Data entries

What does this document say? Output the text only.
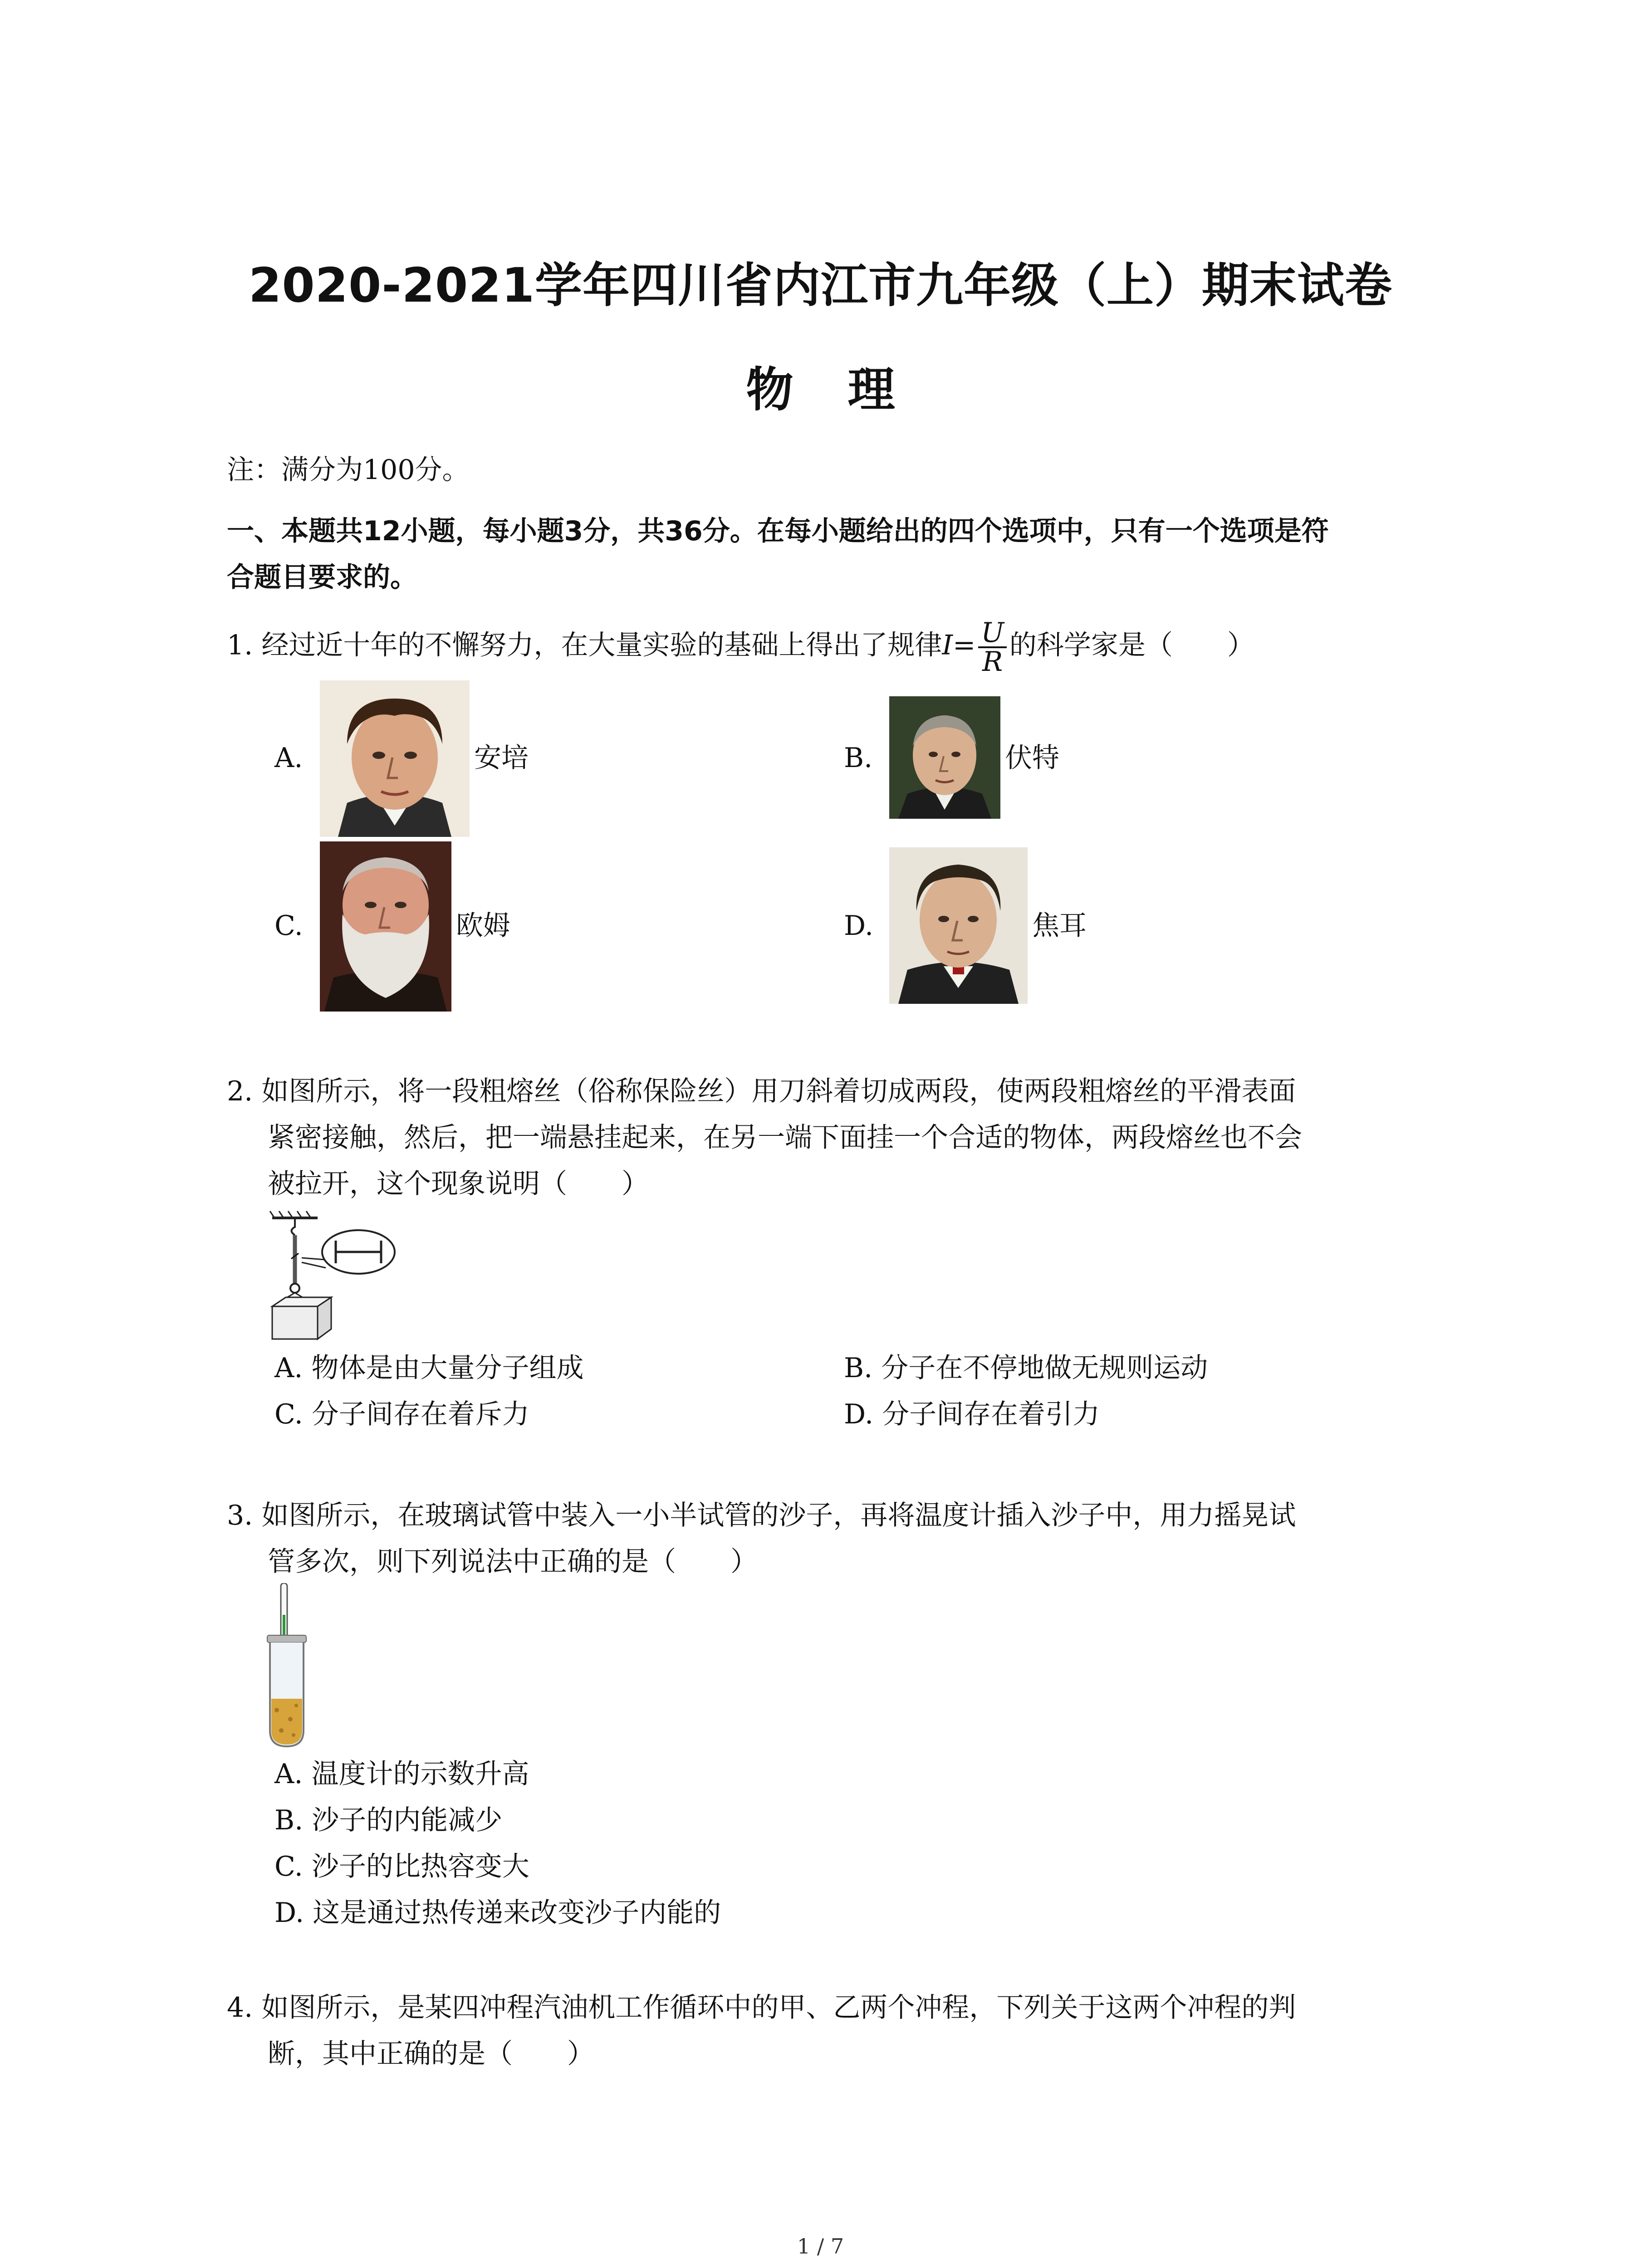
2020-2021学年四川省内江市九年级（上）期末试卷
物理
注：满分为100分。
一、本题共12小题，每小题3分，共36分。在每小题给出的四个选项中，只有一个选项是符
合题目要求的。
1. 经过近十年的不懈努力，在大量实验的基础上得出了规律$I= \frac{U}{R}$ 的科学家是（　　）
A.	安培	B.	伏特
C.	欧姆	D.	焦耳
2. 如图所示，将一段粗熔丝（俗称保险丝）用刀斜着切成两段，使两段粗熔丝的平滑表面
紧密接触，然后，把一端悬挂起来，在另一端下面挂一个合适的物体，两段熔丝也不会
被拉开，这个现象说明（　　）
A. 物体是由大量分子组成	B. 分子在不停地做无规则运动
C. 分子间存在着斥力	D. 分子间存在着引力
3. 如图所示，在玻璃试管中装入一小半试管的沙子，再将温度计插入沙子中，用力摇晃试
管多次，则下列说法中正确的是（　　）
A. 温度计的示数升高
B. 沙子的内能减少
C. 沙子的比热容变大
D. 这是通过热传递来改变沙子内能的
4. 如图所示，是某四冲程汽油机工作循环中的甲、乙两个冲程，下列关于这两个冲程的判
断，其中正确的是（　　）
1 / 7
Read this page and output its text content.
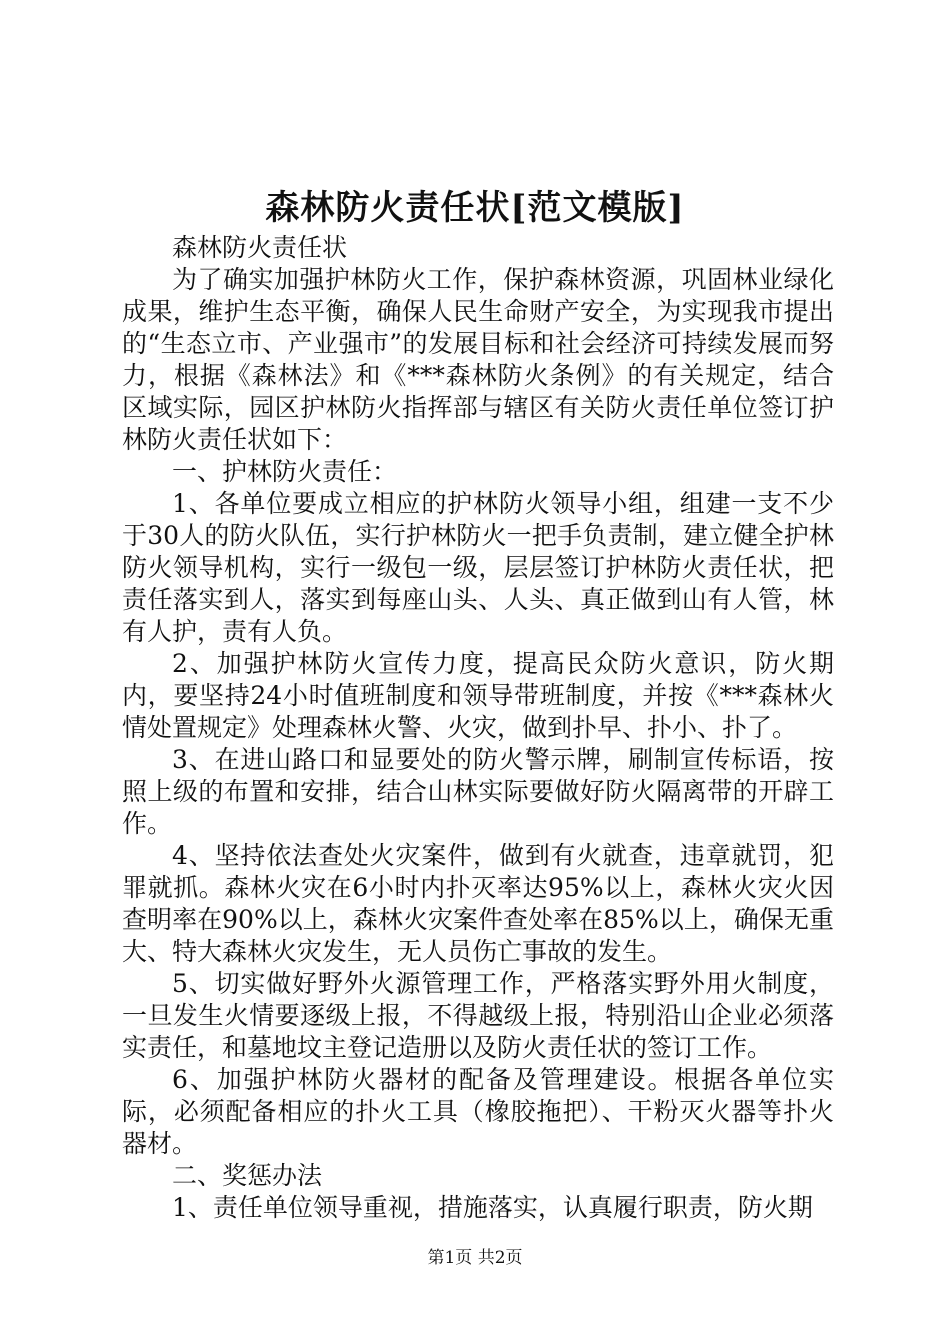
森林防火责任状[范文模版]

森林防火责任状

为了确实加强护林防火工作，保护森林资源，巩固林业绿化成果，维护生态平衡，确保人民生命财产安全，为实现我市提出的“生态立市、产业强市”的发展目标和社会经济可持续发展而努力，根据《森林法》和《***森林防火条例》的有关规定，结合区域实际，园区护林防火指挥部与辖区有关防火责任单位签订护林防火责任状如下：

一、护林防火责任：

1、各单位要成立相应的护林防火领导小组，组建一支不少于30人的防火队伍，实行护林防火一把手负责制，建立健全护林防火领导机构，实行一级包一级，层层签订护林防火责任状，把责任落实到人，落实到每座山头、人头、真正做到山有人管，林有人护，责有人负。

2、加强护林防火宣传力度，提高民众防火意识，防火期内，要坚持24小时值班制度和领导带班制度，并按《***森林火情处置规定》处理森林火警、火灾，做到扑早、扑小、扑了。

3、在进山路口和显要处的防火警示牌，刷制宣传标语，按照上级的布置和安排，结合山林实际要做好防火隔离带的开辟工作。

4、坚持依法查处火灾案件，做到有火就查，违章就罚，犯罪就抓。森林火灾在6小时内扑灭率达95%以上，森林火灾火因查明率在90%以上，森林火灾案件查处率在85%以上，确保无重大、特大森林火灾发生，无人员伤亡事故的发生。

5、切实做好野外火源管理工作，严格落实野外用火制度，一旦发生火情要逐级上报，不得越级上报，特别沿山企业必须落实责任，和墓地坟主登记造册以及防火责任状的签订工作。

6、加强护林防火器材的配备及管理建设。根据各单位实际，必须配备相应的扑火工具（橡胶拖把）、干粉灭火器等扑火器材。

二、奖惩办法

1、责任单位领导重视，措施落实，认真履行职责，防火期

第1页 共2页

● TASK PROMPT: Repeat the records above verbatim, with no pictures in the result.

● REPLY:
What does this document say? Output the text only.
2020-2021学年四川省内江市九年级（上）期末试卷
物理
注：满分为100分。
一、本题共12小题，每小题3分，共36分。在每小题给出的四个选项中，只有一个选项是符
合题目要求的。
1. 经过近十年的不懈努力，在大量实验的基础上得出了规律$I= \frac{U}{R}$ 的科学家是（　　）
A.	安培	B.	伏特
C.	欧姆	D.	焦耳
2. 如图所示，将一段粗熔丝（俗称保险丝）用刀斜着切成两段，使两段粗熔丝的平滑表面
紧密接触，然后，把一端悬挂起来，在另一端下面挂一个合适的物体，两段熔丝也不会
被拉开，这个现象说明（　　）
A. 物体是由大量分子组成	B. 分子在不停地做无规则运动
C. 分子间存在着斥力	D. 分子间存在着引力
3. 如图所示，在玻璃试管中装入一小半试管的沙子，再将温度计插入沙子中，用力摇晃试
管多次，则下列说法中正确的是（　　）
A. 温度计的示数升高
B. 沙子的内能减少
C. 沙子的比热容变大
D. 这是通过热传递来改变沙子内能的
4. 如图所示，是某四冲程汽油机工作循环中的甲、乙两个冲程，下列关于这两个冲程的判
断，其中正确的是（　　）
1 / 7
Read this page and output its text content.
森林防火责任状[范文模版]

森林防火责任状

为了确实加强护林防火工作，保护森林资源，巩固林业绿化成果，维护生态平衡，确保人民生命财产安全，为实现我市提出的“生态立市、产业强市”的发展目标和社会经济可持续发展而努力，根据《森林法》和《***森林防火条例》的有关规定，结合区域实际，园区护林防火指挥部与辖区有关防火责任单位签订护林防火责任状如下：

一、护林防火责任：

1、各单位要成立相应的护林防火领导小组，组建一支不少于30人的防火队伍，实行护林防火一把手负责制，建立健全护林防火领导机构，实行一级包一级，层层签订护林防火责任状，把责任落实到人，落实到每座山头、人头、真正做到山有人管，林有人护，责有人负。

2、加强护林防火宣传力度，提高民众防火意识，防火期内，要坚持24小时值班制度和领导带班制度，并按《***森林火情处置规定》处理森林火警、火灾，做到扑早、扑小、扑了。

3、在进山路口和显要处的防火警示牌，刷制宣传标语，按照上级的布置和安排，结合山林实际要做好防火隔离带的开辟工作。

4、坚持依法查处火灾案件，做到有火就查，违章就罚，犯罪就抓。森林火灾在6小时内扑灭率达95%以上，森林火灾火因查明率在90%以上，森林火灾案件查处率在85%以上，确保无重大、特大森林火灾发生，无人员伤亡事故的发生。

5、切实做好野外火源管理工作，严格落实野外用火制度，一旦发生火情要逐级上报，不得越级上报，特别沿山企业必须落实责任，和墓地坟主登记造册以及防火责任状的签订工作。

6、加强护林防火器材的配备及管理建设。根据各单位实际，必须配备相应的扑火工具（橡胶拖把）、干粉灭火器等扑火器材。

二、奖惩办法

1、责任单位领导重视，措施落实，认真履行职责，防火期

第1页 共2页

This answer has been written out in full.